● **Directions for this task**
The records below must be transcribed exactly. Do not include the pictures.

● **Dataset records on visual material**
━━━━━━

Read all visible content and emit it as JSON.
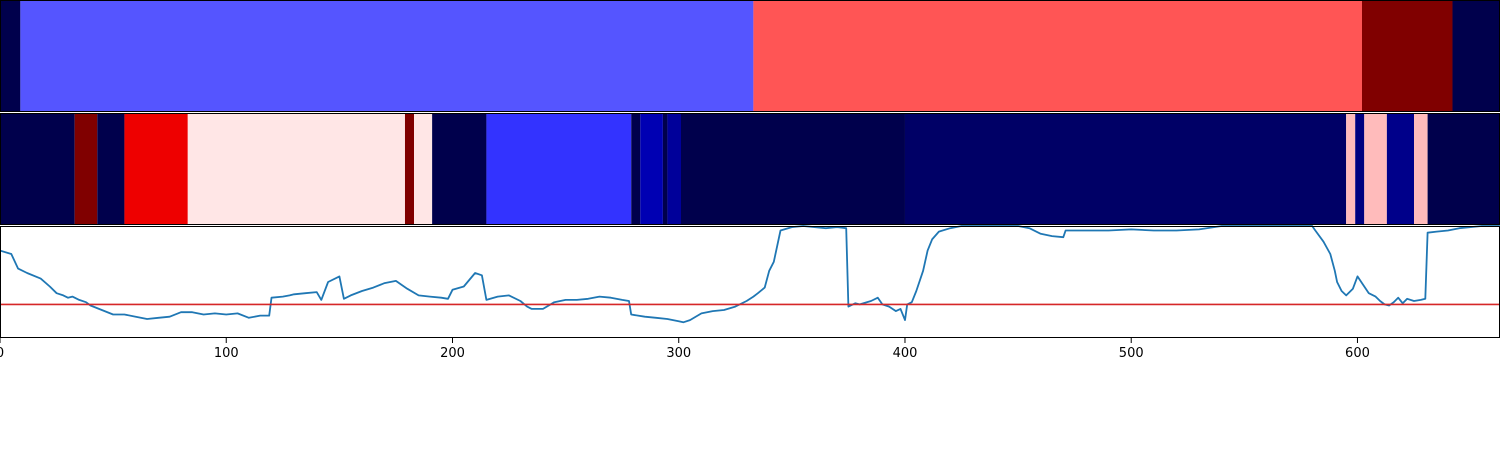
{
  "chart_data": [
    {
      "type": "heatmap",
      "xlim": [
        0,
        663
      ],
      "segments": [
        {
          "x0": 0,
          "x1": 9,
          "color": "#00004c"
        },
        {
          "x0": 9,
          "x1": 333,
          "color": "#5555ff"
        },
        {
          "x0": 333,
          "x1": 602,
          "color": "#ff5555"
        },
        {
          "x0": 602,
          "x1": 642,
          "color": "#800000"
        },
        {
          "x0": 642,
          "x1": 663,
          "color": "#00004c"
        }
      ]
    },
    {
      "type": "heatmap",
      "xlim": [
        0,
        663
      ],
      "segments": [
        {
          "x0": 0,
          "x1": 33,
          "color": "#00004c"
        },
        {
          "x0": 33,
          "x1": 43,
          "color": "#800000"
        },
        {
          "x0": 43,
          "x1": 55,
          "color": "#00004c"
        },
        {
          "x0": 55,
          "x1": 83,
          "color": "#ee0000"
        },
        {
          "x0": 83,
          "x1": 179,
          "color": "#ffe6e6"
        },
        {
          "x0": 179,
          "x1": 183,
          "color": "#800000"
        },
        {
          "x0": 183,
          "x1": 191,
          "color": "#ffe6e6"
        },
        {
          "x0": 191,
          "x1": 215,
          "color": "#00004c"
        },
        {
          "x0": 215,
          "x1": 279,
          "color": "#3333ff"
        },
        {
          "x0": 279,
          "x1": 283,
          "color": "#00004c"
        },
        {
          "x0": 283,
          "x1": 293,
          "color": "#0000b3"
        },
        {
          "x0": 293,
          "x1": 295,
          "color": "#00004c"
        },
        {
          "x0": 295,
          "x1": 301,
          "color": "#00009a"
        },
        {
          "x0": 301,
          "x1": 400,
          "color": "#00004c"
        },
        {
          "x0": 400,
          "x1": 595,
          "color": "#000066"
        },
        {
          "x0": 595,
          "x1": 599,
          "color": "#ffbbbb"
        },
        {
          "x0": 599,
          "x1": 603,
          "color": "#000080"
        },
        {
          "x0": 603,
          "x1": 613,
          "color": "#ffbbbb"
        },
        {
          "x0": 613,
          "x1": 625,
          "color": "#00008a"
        },
        {
          "x0": 625,
          "x1": 631,
          "color": "#ffbbbb"
        },
        {
          "x0": 631,
          "x1": 663,
          "color": "#00004c"
        }
      ]
    },
    {
      "type": "line",
      "xlim": [
        0,
        663
      ],
      "ylim": [
        0,
        1
      ],
      "xticks": [
        "0",
        "100",
        "200",
        "300",
        "400",
        "500",
        "600"
      ],
      "threshold": 0.3,
      "threshold_color": "#d62728",
      "line_color": "#1f77b4",
      "series": [
        {
          "x": [
            0,
            5,
            8,
            12,
            18,
            22,
            25,
            28,
            30,
            32,
            35,
            38,
            40,
            45,
            50,
            55,
            60,
            65,
            70,
            75,
            80,
            85,
            90,
            95,
            100,
            105,
            110,
            115,
            119,
            120,
            125,
            128,
            130,
            135,
            140,
            142,
            145,
            150,
            152,
            155,
            160,
            165,
            170,
            175,
            180,
            185,
            190,
            195,
            198,
            200,
            205,
            210,
            213,
            215,
            220,
            225,
            230,
            233,
            235,
            240,
            245,
            250,
            255,
            260,
            265,
            270,
            275,
            278,
            279,
            285,
            290,
            295,
            300,
            302,
            305,
            310,
            315,
            320,
            325,
            330,
            333,
            335,
            338,
            340,
            342,
            345,
            350,
            355,
            360,
            365,
            370,
            374,
            375,
            378,
            380,
            385,
            388,
            390,
            393,
            396,
            398,
            400,
            401,
            403,
            405,
            408,
            410,
            412,
            415,
            420,
            425,
            430,
            440,
            450,
            455,
            460,
            465,
            470,
            471,
            480,
            490,
            500,
            510,
            520,
            530,
            540,
            550,
            560,
            570,
            580,
            581,
            585,
            588,
            590,
            591,
            593,
            595,
            598,
            600,
            602,
            605,
            608,
            610,
            612,
            614,
            616,
            618,
            620,
            622,
            625,
            628,
            630,
            631,
            635,
            640,
            645,
            650,
            655,
            660,
            663
          ],
          "y": [
            0.78,
            0.75,
            0.62,
            0.58,
            0.53,
            0.46,
            0.4,
            0.38,
            0.36,
            0.37,
            0.34,
            0.32,
            0.29,
            0.25,
            0.21,
            0.21,
            0.19,
            0.17,
            0.18,
            0.19,
            0.23,
            0.23,
            0.21,
            0.22,
            0.21,
            0.22,
            0.18,
            0.2,
            0.2,
            0.36,
            0.37,
            0.38,
            0.39,
            0.4,
            0.41,
            0.34,
            0.5,
            0.55,
            0.35,
            0.38,
            0.42,
            0.45,
            0.49,
            0.51,
            0.44,
            0.38,
            0.37,
            0.36,
            0.35,
            0.43,
            0.46,
            0.58,
            0.56,
            0.34,
            0.37,
            0.38,
            0.33,
            0.28,
            0.26,
            0.26,
            0.32,
            0.34,
            0.34,
            0.35,
            0.37,
            0.36,
            0.34,
            0.33,
            0.21,
            0.19,
            0.18,
            0.17,
            0.15,
            0.14,
            0.16,
            0.22,
            0.24,
            0.25,
            0.28,
            0.33,
            0.37,
            0.4,
            0.45,
            0.6,
            0.68,
            0.96,
            0.99,
            1.0,
            0.99,
            0.98,
            0.99,
            0.98,
            0.28,
            0.31,
            0.3,
            0.33,
            0.36,
            0.3,
            0.28,
            0.24,
            0.26,
            0.16,
            0.3,
            0.32,
            0.42,
            0.6,
            0.78,
            0.88,
            0.95,
            0.98,
            1.0,
            1.0,
            1.0,
            1.0,
            0.98,
            0.93,
            0.91,
            0.9,
            0.96,
            0.96,
            0.96,
            0.97,
            0.96,
            0.96,
            0.97,
            1.0,
            1.0,
            1.0,
            1.0,
            1.0,
            0.97,
            0.86,
            0.75,
            0.6,
            0.5,
            0.42,
            0.38,
            0.44,
            0.55,
            0.49,
            0.4,
            0.37,
            0.33,
            0.3,
            0.29,
            0.32,
            0.36,
            0.31,
            0.35,
            0.33,
            0.34,
            0.35,
            0.94,
            0.95,
            0.96,
            0.98,
            0.99,
            1.0,
            1.0,
            1.0
          ]
        }
      ]
    }
  ]
}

━━━━━━

● **Full output**
Read all visible content and emit it as JSON.
{
  "chart_data": [
    {
      "type": "heatmap",
      "xlim": [
        0,
        663
      ],
      "segments": [
        {
          "x0": 0,
          "x1": 9,
          "color": "#00004c"
        },
        {
          "x0": 9,
          "x1": 333,
          "color": "#5555ff"
        },
        {
          "x0": 333,
          "x1": 602,
          "color": "#ff5555"
        },
        {
          "x0": 602,
          "x1": 642,
          "color": "#800000"
        },
        {
          "x0": 642,
          "x1": 663,
          "color": "#00004c"
        }
      ]
    },
    {
      "type": "heatmap",
      "xlim": [
        0,
        663
      ],
      "segments": [
        {
          "x0": 0,
          "x1": 33,
          "color": "#00004c"
        },
        {
          "x0": 33,
          "x1": 43,
          "color": "#800000"
        },
        {
          "x0": 43,
          "x1": 55,
          "color": "#00004c"
        },
        {
          "x0": 55,
          "x1": 83,
          "color": "#ee0000"
        },
        {
          "x0": 83,
          "x1": 179,
          "color": "#ffe6e6"
        },
        {
          "x0": 179,
          "x1": 183,
          "color": "#800000"
        },
        {
          "x0": 183,
          "x1": 191,
          "color": "#ffe6e6"
        },
        {
          "x0": 191,
          "x1": 215,
          "color": "#00004c"
        },
        {
          "x0": 215,
          "x1": 279,
          "color": "#3333ff"
        },
        {
          "x0": 279,
          "x1": 283,
          "color": "#00004c"
        },
        {
          "x0": 283,
          "x1": 293,
          "color": "#0000b3"
        },
        {
          "x0": 293,
          "x1": 295,
          "color": "#00004c"
        },
        {
          "x0": 295,
          "x1": 301,
          "color": "#00009a"
        },
        {
          "x0": 301,
          "x1": 400,
          "color": "#00004c"
        },
        {
          "x0": 400,
          "x1": 595,
          "color": "#000066"
        },
        {
          "x0": 595,
          "x1": 599,
          "color": "#ffbbbb"
        },
        {
          "x0": 599,
          "x1": 603,
          "color": "#000080"
        },
        {
          "x0": 603,
          "x1": 613,
          "color": "#ffbbbb"
        },
        {
          "x0": 613,
          "x1": 625,
          "color": "#00008a"
        },
        {
          "x0": 625,
          "x1": 631,
          "color": "#ffbbbb"
        },
        {
          "x0": 631,
          "x1": 663,
          "color": "#00004c"
        }
      ]
    },
    {
      "type": "line",
      "xlim": [
        0,
        663
      ],
      "ylim": [
        0,
        1
      ],
      "xticks": [
        "0",
        "100",
        "200",
        "300",
        "400",
        "500",
        "600"
      ],
      "threshold": 0.3,
      "threshold_color": "#d62728",
      "line_color": "#1f77b4",
      "series": [
        {
          "x": [
            0,
            5,
            8,
            12,
            18,
            22,
            25,
            28,
            30,
            32,
            35,
            38,
            40,
            45,
            50,
            55,
            60,
            65,
            70,
            75,
            80,
            85,
            90,
            95,
            100,
            105,
            110,
            115,
            119,
            120,
            125,
            128,
            130,
            135,
            140,
            142,
            145,
            150,
            152,
            155,
            160,
            165,
            170,
            175,
            180,
            185,
            190,
            195,
            198,
            200,
            205,
            210,
            213,
            215,
            220,
            225,
            230,
            233,
            235,
            240,
            245,
            250,
            255,
            260,
            265,
            270,
            275,
            278,
            279,
            285,
            290,
            295,
            300,
            302,
            305,
            310,
            315,
            320,
            325,
            330,
            333,
            335,
            338,
            340,
            342,
            345,
            350,
            355,
            360,
            365,
            370,
            374,
            375,
            378,
            380,
            385,
            388,
            390,
            393,
            396,
            398,
            400,
            401,
            403,
            405,
            408,
            410,
            412,
            415,
            420,
            425,
            430,
            440,
            450,
            455,
            460,
            465,
            470,
            471,
            480,
            490,
            500,
            510,
            520,
            530,
            540,
            550,
            560,
            570,
            580,
            581,
            585,
            588,
            590,
            591,
            593,
            595,
            598,
            600,
            602,
            605,
            608,
            610,
            612,
            614,
            616,
            618,
            620,
            622,
            625,
            628,
            630,
            631,
            635,
            640,
            645,
            650,
            655,
            660,
            663
          ],
          "y": [
            0.78,
            0.75,
            0.62,
            0.58,
            0.53,
            0.46,
            0.4,
            0.38,
            0.36,
            0.37,
            0.34,
            0.32,
            0.29,
            0.25,
            0.21,
            0.21,
            0.19,
            0.17,
            0.18,
            0.19,
            0.23,
            0.23,
            0.21,
            0.22,
            0.21,
            0.22,
            0.18,
            0.2,
            0.2,
            0.36,
            0.37,
            0.38,
            0.39,
            0.4,
            0.41,
            0.34,
            0.5,
            0.55,
            0.35,
            0.38,
            0.42,
            0.45,
            0.49,
            0.51,
            0.44,
            0.38,
            0.37,
            0.36,
            0.35,
            0.43,
            0.46,
            0.58,
            0.56,
            0.34,
            0.37,
            0.38,
            0.33,
            0.28,
            0.26,
            0.26,
            0.32,
            0.34,
            0.34,
            0.35,
            0.37,
            0.36,
            0.34,
            0.33,
            0.21,
            0.19,
            0.18,
            0.17,
            0.15,
            0.14,
            0.16,
            0.22,
            0.24,
            0.25,
            0.28,
            0.33,
            0.37,
            0.4,
            0.45,
            0.6,
            0.68,
            0.96,
            0.99,
            1.0,
            0.99,
            0.98,
            0.99,
            0.98,
            0.28,
            0.31,
            0.3,
            0.33,
            0.36,
            0.3,
            0.28,
            0.24,
            0.26,
            0.16,
            0.3,
            0.32,
            0.42,
            0.6,
            0.78,
            0.88,
            0.95,
            0.98,
            1.0,
            1.0,
            1.0,
            1.0,
            0.98,
            0.93,
            0.91,
            0.9,
            0.96,
            0.96,
            0.96,
            0.97,
            0.96,
            0.96,
            0.97,
            1.0,
            1.0,
            1.0,
            1.0,
            1.0,
            0.97,
            0.86,
            0.75,
            0.6,
            0.5,
            0.42,
            0.38,
            0.44,
            0.55,
            0.49,
            0.4,
            0.37,
            0.33,
            0.3,
            0.29,
            0.32,
            0.36,
            0.31,
            0.35,
            0.33,
            0.34,
            0.35,
            0.94,
            0.95,
            0.96,
            0.98,
            0.99,
            1.0,
            1.0,
            1.0
          ]
        }
      ]
    }
  ]
}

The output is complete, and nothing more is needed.